LAS GUERRAS NO SE PARAN CON PANCARTAS

De andar y pensar   |   Paco de Coro

2 marzo 2022

Carta al primer obispo de Vitoria desde la Catedral Vieja de Gasteiz

Don Diego Mariano Alguacil y Rguez.

VITORIA

Muy querido Don Diego:

Espero que al recibo de ésta se encuentre usted bien, yo bien gracias a Dios.

Sin duda alguna soy la persona que más sé de su biografía y de los quince años de su pontificado de Vitoria y, en general, de la diócesis de Vitoria. Tanto que, cuando se cumplió el ciento cincuenta aniversario de la erección de la diócesis, me ofrecí al obispo Arizmendi Aramendía para elaborar una historia de la Diócesis de Vitoria. Me respondió que ya lo había encomendado a Santiago de Pablo y Joseba Goñi y que ignoraba mis conocimientos sobre el tema, como tampoco sabía nada de mis infartos múltiples. O sea.

Ninguno de los dos, Santiago y Joseba, grandes amigos durante mis años de País Vasco, podía perderse el espectáculo de hacerse sitio en la primera fila de la historia de la Vasconia católica. O sea.

Yo podía haberles lanzado males de ojo a los tres y a una tercera historiadora que ayudó a desplazarme, pero no quise dejar patas arriba a todos los muñidores del plan, a quienes conozco desde hace muchos años. O sea.

En Madrid, donde yo escribía a destajo, mi colección “SUCESORES” no podía olvidar la charanga con la que algunos sujetos convencidos de ser líderes políticos, eclesiásticos y académicos, se navajeaban hasta lo blando del hueso, convirtiendo la Plaza de la Independencia o el Paseo de la Senda en un oscuro esquinazo más de la historia de mi querido País Vasco.

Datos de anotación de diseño
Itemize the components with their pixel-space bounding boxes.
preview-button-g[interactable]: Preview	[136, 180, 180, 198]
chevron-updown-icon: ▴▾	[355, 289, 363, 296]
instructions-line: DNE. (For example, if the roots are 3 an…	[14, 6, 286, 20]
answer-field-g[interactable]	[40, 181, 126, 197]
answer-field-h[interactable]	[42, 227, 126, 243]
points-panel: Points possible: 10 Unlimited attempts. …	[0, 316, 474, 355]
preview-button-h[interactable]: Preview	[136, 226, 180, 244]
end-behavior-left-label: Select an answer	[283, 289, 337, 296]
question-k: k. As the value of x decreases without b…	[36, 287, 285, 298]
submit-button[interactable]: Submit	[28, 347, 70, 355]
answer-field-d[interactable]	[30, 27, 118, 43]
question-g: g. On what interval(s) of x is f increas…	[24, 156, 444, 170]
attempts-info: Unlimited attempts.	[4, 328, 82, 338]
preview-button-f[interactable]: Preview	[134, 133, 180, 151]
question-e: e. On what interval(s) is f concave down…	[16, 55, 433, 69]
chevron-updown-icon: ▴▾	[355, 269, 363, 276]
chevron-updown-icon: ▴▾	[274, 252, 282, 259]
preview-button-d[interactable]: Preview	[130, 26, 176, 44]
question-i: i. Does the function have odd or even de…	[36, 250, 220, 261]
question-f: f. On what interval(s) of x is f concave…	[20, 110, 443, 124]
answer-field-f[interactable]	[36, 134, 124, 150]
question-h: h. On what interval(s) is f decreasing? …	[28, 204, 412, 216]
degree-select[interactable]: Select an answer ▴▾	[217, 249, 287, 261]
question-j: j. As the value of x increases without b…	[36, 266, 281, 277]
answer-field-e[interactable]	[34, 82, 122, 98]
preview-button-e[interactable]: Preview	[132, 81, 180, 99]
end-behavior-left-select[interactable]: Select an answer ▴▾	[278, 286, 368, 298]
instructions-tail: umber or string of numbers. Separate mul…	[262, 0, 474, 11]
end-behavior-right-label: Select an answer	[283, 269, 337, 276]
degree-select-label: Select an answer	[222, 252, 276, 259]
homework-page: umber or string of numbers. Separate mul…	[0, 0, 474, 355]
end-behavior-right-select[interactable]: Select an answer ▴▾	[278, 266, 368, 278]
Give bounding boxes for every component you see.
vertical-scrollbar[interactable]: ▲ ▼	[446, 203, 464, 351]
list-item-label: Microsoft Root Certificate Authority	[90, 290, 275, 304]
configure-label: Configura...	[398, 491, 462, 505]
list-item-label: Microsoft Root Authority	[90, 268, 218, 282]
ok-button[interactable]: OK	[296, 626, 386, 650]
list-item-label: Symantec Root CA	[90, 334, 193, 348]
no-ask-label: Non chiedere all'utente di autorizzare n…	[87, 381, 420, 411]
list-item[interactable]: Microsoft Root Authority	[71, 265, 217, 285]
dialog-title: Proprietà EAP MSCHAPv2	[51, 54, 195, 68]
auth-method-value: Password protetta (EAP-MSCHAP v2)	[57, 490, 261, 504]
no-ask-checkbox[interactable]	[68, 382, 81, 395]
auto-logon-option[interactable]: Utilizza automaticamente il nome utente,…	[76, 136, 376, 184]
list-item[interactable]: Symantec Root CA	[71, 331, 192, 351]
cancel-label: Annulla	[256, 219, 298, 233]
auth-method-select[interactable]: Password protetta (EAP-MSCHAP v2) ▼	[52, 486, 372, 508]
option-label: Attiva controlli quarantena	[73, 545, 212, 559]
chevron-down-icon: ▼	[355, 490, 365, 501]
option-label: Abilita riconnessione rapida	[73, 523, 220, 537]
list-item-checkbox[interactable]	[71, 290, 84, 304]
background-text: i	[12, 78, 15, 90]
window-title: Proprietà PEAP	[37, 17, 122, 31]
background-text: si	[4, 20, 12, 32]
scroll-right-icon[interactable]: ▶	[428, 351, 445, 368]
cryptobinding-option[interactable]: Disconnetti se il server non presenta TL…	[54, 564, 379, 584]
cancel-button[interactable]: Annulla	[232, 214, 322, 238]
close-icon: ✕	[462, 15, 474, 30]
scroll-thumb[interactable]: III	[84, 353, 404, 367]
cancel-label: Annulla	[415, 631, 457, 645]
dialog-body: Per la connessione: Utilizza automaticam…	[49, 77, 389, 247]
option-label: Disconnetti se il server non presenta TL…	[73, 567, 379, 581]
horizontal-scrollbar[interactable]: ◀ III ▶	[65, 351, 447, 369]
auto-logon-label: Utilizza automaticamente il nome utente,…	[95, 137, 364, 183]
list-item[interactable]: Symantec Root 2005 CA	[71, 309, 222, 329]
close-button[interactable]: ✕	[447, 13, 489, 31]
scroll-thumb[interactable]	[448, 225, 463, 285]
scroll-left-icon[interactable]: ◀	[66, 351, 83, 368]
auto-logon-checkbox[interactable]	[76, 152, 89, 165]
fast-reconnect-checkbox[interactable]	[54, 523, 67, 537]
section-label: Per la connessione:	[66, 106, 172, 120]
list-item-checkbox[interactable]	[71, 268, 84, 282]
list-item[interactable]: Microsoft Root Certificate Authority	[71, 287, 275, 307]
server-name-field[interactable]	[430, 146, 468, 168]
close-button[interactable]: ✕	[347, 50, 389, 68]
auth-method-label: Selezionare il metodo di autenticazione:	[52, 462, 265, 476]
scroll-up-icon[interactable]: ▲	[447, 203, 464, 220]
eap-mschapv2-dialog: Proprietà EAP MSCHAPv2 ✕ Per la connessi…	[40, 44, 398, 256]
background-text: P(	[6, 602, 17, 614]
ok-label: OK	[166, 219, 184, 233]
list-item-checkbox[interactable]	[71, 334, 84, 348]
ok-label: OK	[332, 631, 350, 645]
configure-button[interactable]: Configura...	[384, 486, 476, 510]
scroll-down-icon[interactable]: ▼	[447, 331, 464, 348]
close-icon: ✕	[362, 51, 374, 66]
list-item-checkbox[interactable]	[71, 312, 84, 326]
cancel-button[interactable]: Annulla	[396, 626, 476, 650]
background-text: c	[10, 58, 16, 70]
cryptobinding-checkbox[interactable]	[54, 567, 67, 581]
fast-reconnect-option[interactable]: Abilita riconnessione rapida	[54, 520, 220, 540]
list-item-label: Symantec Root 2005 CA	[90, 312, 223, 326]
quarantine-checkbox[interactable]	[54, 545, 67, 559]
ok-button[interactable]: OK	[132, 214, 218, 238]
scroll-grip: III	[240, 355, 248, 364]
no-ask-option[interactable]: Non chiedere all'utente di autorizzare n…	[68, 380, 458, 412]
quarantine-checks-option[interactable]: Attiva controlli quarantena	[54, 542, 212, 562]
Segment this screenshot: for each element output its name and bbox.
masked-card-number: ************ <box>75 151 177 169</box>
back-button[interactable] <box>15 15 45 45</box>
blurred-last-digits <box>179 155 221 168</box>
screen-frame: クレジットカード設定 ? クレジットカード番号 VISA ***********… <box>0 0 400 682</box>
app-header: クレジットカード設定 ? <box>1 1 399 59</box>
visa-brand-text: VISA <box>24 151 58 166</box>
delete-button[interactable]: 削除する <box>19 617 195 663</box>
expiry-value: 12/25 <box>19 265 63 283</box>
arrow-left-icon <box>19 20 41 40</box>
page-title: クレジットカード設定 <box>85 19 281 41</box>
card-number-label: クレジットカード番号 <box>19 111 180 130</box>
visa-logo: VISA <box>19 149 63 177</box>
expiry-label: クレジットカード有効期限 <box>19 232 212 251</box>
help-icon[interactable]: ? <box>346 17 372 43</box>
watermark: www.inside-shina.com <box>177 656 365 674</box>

* [Tarea escrita 1]: Resume en forma de lista el párrafo de la carta al obispo que empieza «Sin duda alguna soy la persona». Conserva sus datos principales.
* [Tarea escrita 2]: Prolonga la carta al obispo a partir de su última frase.
Las filas proceden de otra fuente.

* [Resultado 1]:
- El autor afirma ser quien más sabe de la biografía de Don Diego, de sus quince años de pontificado de Vitoria y de la diócesis de Vitoria en general.
- Al cumplirse el ciento cincuenta aniversario de la erección de la diócesis, se ofreció al obispo Arizmendi Aramendía para elaborar una historia de la Diócesis de Vitoria.
- El obispo le respondió que ya se la había encomendado a Santiago de Pablo y Joseba Goñi.
- También le dijo que ignoraba sus conocimientos sobre el tema y que tampoco sabía nada de sus infartos múltiples.

* [Resultado 2]:
Mi querido Don Diego Mariano, con los materiales de mi tesis doctoral, publiqué más de diez libros de historia –recios, duros, serios, aquilatados– en las Instituciones vascas más independientes. Yo ya desde entonces no escribo para nadie. Escribo porque no sé vivir sin escribir. Pero, claro, quizá todo lo escrito aspira secretamente a tener un lector. Así es que es posible que escriba para nadie y para todos. En fin, la botella que el naufrago lanza al mar.

Mi querido Don Diego Mariano, la voz, su voz de pastor, allá por el Sexenio Democrático y por la Segunda / Tercera Carlistada, según los historiadores, quedó muy adentro de mí, y más de una vez me he sentido tentado de tirar de aquel hilo, a ver qué salía. Casi seis años de guerra me darían para un novelón.

Guerra. La guerra, aunque haya que cargarse la credibilidad de la política, de la humanidad, hasta de la fe.

La guerra. Otra vez la guerra, porque la paz sólo es perfecta si hay guerra en nuestros corazones, ¿no? Dudo.

Me siento en uno de los bancos de la Catedral Vieja de Vitoria. Una vez más. Desfilan tus años, tus andanzas, tantos fantasmas que quedaron sin desintegrar, tanta vieja guardia carlista o liberal desactivada. Ahora se llama de otra manera. Tengo ochenta años, Don Diego Mariano, y llego al lugar de partida, con las manos rotas e hinchadas. En el andén de mis lugares preferidos pocos pañuelos de muchacha dicen adiós.

En Guada, Virginia, Isabel, “Los Ángeles de Francis”, Eboli, Aurora.

En Cerdeña, Alma, Lucía, Francesca, Ignazia, Patrizia.

En Roma, Fabiana, Sabina, Stella María.

En Donostia, Idoia, Mirenjone.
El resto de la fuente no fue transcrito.